__Directions for this task__
Reproduce the listing that follows with no differences at all.
* START Material shown *
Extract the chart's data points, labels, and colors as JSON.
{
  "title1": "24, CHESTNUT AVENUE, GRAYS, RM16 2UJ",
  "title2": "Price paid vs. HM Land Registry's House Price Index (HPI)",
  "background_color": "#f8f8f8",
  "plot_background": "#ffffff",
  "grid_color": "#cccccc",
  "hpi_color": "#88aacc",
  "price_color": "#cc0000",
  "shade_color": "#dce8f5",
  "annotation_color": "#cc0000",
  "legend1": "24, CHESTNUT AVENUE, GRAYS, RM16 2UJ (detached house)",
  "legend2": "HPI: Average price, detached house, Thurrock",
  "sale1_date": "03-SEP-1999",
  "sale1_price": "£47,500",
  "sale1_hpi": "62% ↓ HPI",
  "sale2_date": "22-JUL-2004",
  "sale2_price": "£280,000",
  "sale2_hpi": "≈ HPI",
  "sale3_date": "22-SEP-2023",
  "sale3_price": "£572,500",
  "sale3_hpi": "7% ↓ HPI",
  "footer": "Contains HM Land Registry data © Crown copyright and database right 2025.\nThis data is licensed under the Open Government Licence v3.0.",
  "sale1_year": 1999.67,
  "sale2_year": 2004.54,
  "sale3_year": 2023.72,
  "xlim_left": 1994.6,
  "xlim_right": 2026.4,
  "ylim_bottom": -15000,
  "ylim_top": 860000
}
* END Material shown *
__Complete output__
Extract the chart's data points, labels, and colors as JSON.
{
  "title1": "24, CHESTNUT AVENUE, GRAYS, RM16 2UJ",
  "title2": "Price paid vs. HM Land Registry's House Price Index (HPI)",
  "background_color": "#f8f8f8",
  "plot_background": "#ffffff",
  "grid_color": "#cccccc",
  "hpi_color": "#88aacc",
  "price_color": "#cc0000",
  "shade_color": "#dce8f5",
  "annotation_color": "#cc0000",
  "legend1": "24, CHESTNUT AVENUE, GRAYS, RM16 2UJ (detached house)",
  "legend2": "HPI: Average price, detached house, Thurrock",
  "sale1_date": "03-SEP-1999",
  "sale1_price": "£47,500",
  "sale1_hpi": "62% ↓ HPI",
  "sale2_date": "22-JUL-2004",
  "sale2_price": "£280,000",
  "sale2_hpi": "≈ HPI",
  "sale3_date": "22-SEP-2023",
  "sale3_price": "£572,500",
  "sale3_hpi": "7% ↓ HPI",
  "footer": "Contains HM Land Registry data © Crown copyright and database right 2025.\nThis data is licensed under the Open Government Licence v3.0.",
  "sale1_year": 1999.67,
  "sale2_year": 2004.54,
  "sale3_year": 2023.72,
  "xlim_left": 1994.6,
  "xlim_right": 2026.4,
  "ylim_bottom": -15000,
  "ylim_top": 860000
}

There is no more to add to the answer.